======== DATA SHOWN

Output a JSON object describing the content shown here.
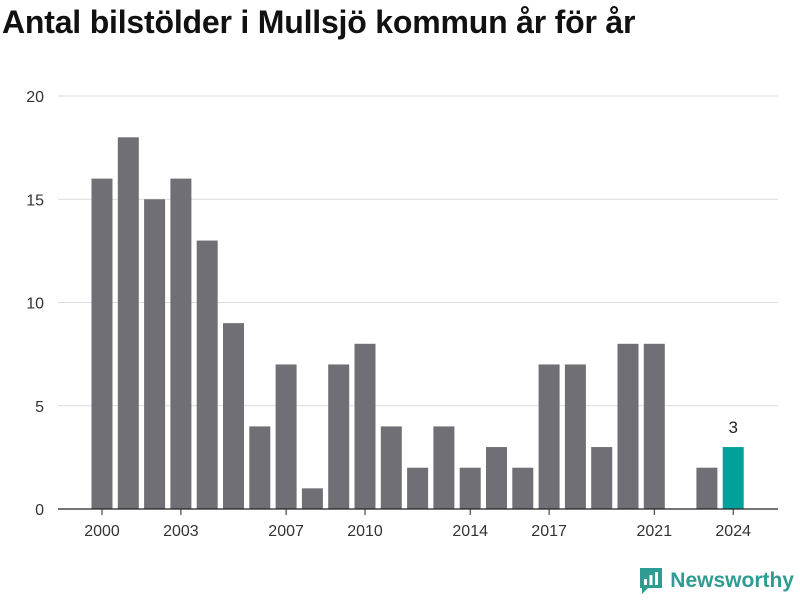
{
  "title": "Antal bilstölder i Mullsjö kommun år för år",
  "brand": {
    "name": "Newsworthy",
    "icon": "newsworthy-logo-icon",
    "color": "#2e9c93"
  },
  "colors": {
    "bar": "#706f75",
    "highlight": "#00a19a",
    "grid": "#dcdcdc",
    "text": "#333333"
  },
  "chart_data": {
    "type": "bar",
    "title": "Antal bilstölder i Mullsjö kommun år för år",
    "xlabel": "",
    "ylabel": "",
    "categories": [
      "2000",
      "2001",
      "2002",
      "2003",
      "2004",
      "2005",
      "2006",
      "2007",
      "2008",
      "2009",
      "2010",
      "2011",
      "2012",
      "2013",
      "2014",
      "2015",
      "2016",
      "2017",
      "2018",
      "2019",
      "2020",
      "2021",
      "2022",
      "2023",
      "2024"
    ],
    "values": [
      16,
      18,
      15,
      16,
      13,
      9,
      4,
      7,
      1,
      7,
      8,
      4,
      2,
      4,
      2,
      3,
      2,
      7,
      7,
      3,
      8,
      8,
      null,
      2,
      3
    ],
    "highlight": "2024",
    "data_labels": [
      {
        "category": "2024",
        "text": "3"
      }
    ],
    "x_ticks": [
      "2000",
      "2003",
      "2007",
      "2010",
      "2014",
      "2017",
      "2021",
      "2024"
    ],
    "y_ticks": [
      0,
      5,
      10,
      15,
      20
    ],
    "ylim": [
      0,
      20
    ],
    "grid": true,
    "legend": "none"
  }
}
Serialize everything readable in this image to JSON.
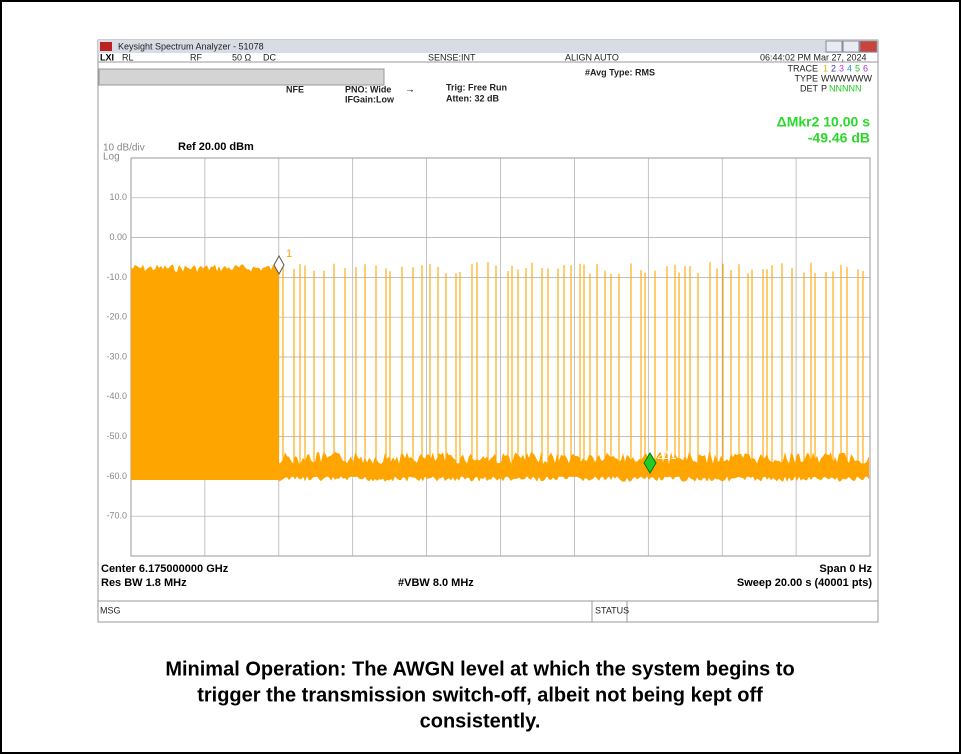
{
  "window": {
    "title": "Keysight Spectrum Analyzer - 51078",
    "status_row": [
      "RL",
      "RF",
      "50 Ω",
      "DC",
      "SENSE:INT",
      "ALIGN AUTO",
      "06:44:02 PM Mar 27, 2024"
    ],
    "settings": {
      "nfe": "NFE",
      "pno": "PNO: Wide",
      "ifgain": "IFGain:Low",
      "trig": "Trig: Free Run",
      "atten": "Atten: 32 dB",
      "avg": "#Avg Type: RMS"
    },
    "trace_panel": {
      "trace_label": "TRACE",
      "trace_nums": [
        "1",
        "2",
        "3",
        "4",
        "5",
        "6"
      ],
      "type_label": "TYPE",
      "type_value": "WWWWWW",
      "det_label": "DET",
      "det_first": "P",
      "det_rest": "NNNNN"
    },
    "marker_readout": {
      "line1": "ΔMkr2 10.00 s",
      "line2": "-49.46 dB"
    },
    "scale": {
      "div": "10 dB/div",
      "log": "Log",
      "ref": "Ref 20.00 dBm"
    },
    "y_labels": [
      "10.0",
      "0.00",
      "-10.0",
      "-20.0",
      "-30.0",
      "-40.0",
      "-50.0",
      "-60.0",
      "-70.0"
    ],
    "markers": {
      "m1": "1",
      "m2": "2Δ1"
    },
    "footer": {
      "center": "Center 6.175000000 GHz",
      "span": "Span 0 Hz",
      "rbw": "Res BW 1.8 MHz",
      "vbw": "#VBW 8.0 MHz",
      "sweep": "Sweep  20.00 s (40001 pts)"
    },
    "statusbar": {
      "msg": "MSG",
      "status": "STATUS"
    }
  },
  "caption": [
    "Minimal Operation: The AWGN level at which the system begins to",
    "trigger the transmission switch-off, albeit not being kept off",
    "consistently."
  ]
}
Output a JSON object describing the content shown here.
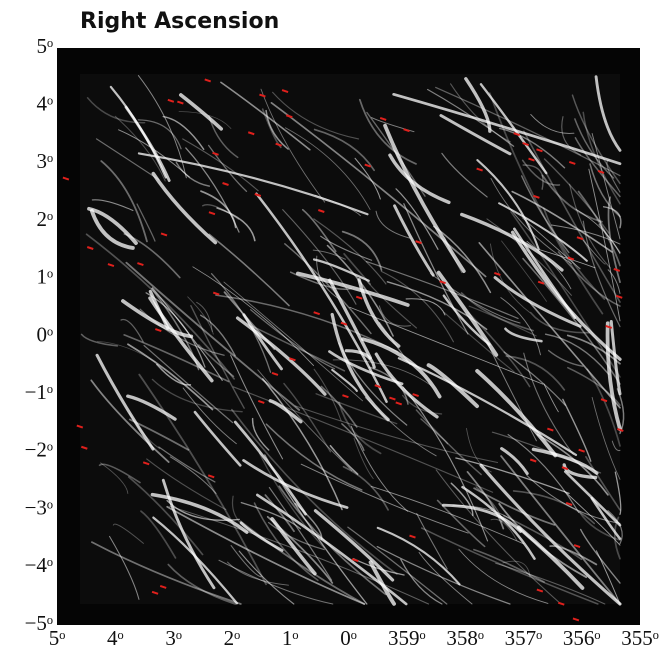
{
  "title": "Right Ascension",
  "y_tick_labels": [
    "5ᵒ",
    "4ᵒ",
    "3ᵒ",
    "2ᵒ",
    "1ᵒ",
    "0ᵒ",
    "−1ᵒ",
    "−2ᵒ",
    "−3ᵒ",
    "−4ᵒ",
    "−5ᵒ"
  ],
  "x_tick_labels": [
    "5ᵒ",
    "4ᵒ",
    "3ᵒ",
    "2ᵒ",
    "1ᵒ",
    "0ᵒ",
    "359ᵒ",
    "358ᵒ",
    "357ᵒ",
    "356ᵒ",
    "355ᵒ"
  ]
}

================

## STATED GOAL
Transcribe the full listing above exactly, with the images removed.

## ANSWER
Output a JSON object describing the content shown here.
{
  "title": "Antal bilstölder i Mullsjö kommun år för år",
  "brand": {
    "name": "Newsworthy",
    "icon": "newsworthy-logo-icon",
    "color": "#2e9c93"
  },
  "colors": {
    "bar": "#706f75",
    "highlight": "#00a19a",
    "grid": "#dcdcdc",
    "text": "#333333"
  },
  "chart_data": {
    "type": "bar",
    "title": "Antal bilstölder i Mullsjö kommun år för år",
    "xlabel": "",
    "ylabel": "",
    "categories": [
      "2000",
      "2001",
      "2002",
      "2003",
      "2004",
      "2005",
      "2006",
      "2007",
      "2008",
      "2009",
      "2010",
      "2011",
      "2012",
      "2013",
      "2014",
      "2015",
      "2016",
      "2017",
      "2018",
      "2019",
      "2020",
      "2021",
      "2022",
      "2023",
      "2024"
    ],
    "values": [
      16,
      18,
      15,
      16,
      13,
      9,
      4,
      7,
      1,
      7,
      8,
      4,
      2,
      4,
      2,
      3,
      2,
      7,
      7,
      3,
      8,
      8,
      null,
      2,
      3
    ],
    "highlight": "2024",
    "data_labels": [
      {
        "category": "2024",
        "text": "3"
      }
    ],
    "x_ticks": [
      "2000",
      "2003",
      "2007",
      "2010",
      "2014",
      "2017",
      "2021",
      "2024"
    ],
    "y_ticks": [
      0,
      5,
      10,
      15,
      20
    ],
    "ylim": [
      0,
      20
    ],
    "grid": true,
    "legend": "none"
  }
}
Serialize everything readable in this image to JSON.
{
  "window": {
    "title": "Keysight Spectrum Analyzer - 51078",
    "status_row": [
      "RL",
      "RF",
      "50 Ω",
      "DC",
      "SENSE:INT",
      "ALIGN AUTO",
      "06:44:02 PM Mar 27, 2024"
    ],
    "settings": {
      "nfe": "NFE",
      "pno": "PNO: Wide",
      "ifgain": "IFGain:Low",
      "trig": "Trig: Free Run",
      "atten": "Atten: 32 dB",
      "avg": "#Avg Type: RMS"
    },
    "trace_panel": {
      "trace_label": "TRACE",
      "trace_nums": [
        "1",
        "2",
        "3",
        "4",
        "5",
        "6"
      ],
      "type_label": "TYPE",
      "type_value": "WWWWWW",
      "det_label": "DET",
      "det_first": "P",
      "det_rest": "NNNNN"
    },
    "marker_readout": {
      "line1": "ΔMkr2 10.00 s",
      "line2": "-49.46 dB"
    },
    "scale": {
      "div": "10 dB/div",
      "log": "Log",
      "ref": "Ref 20.00 dBm"
    },
    "y_labels": [
      "10.0",
      "0.00",
      "-10.0",
      "-20.0",
      "-30.0",
      "-40.0",
      "-50.0",
      "-60.0",
      "-70.0"
    ],
    "markers": {
      "m1": "1",
      "m2": "2Δ1"
    },
    "footer": {
      "center": "Center 6.175000000 GHz",
      "span": "Span 0 Hz",
      "rbw": "Res BW 1.8 MHz",
      "vbw": "#VBW 8.0 MHz",
      "sweep": "Sweep  20.00 s (40001 pts)"
    },
    "statusbar": {
      "msg": "MSG",
      "status": "STATUS"
    }
  },
  "caption": [
    "Minimal Operation: The AWGN level at which the system begins to",
    "trigger the transmission switch-off, albeit not being kept off",
    "consistently."
  ]
}
Output a JSON object describing the content shown here.
{
  "title": "Right Ascension",
  "y_tick_labels": [
    "5ᵒ",
    "4ᵒ",
    "3ᵒ",
    "2ᵒ",
    "1ᵒ",
    "0ᵒ",
    "−1ᵒ",
    "−2ᵒ",
    "−3ᵒ",
    "−4ᵒ",
    "−5ᵒ"
  ],
  "x_tick_labels": [
    "5ᵒ",
    "4ᵒ",
    "3ᵒ",
    "2ᵒ",
    "1ᵒ",
    "0ᵒ",
    "359ᵒ",
    "358ᵒ",
    "357ᵒ",
    "356ᵒ",
    "355ᵒ"
  ]
}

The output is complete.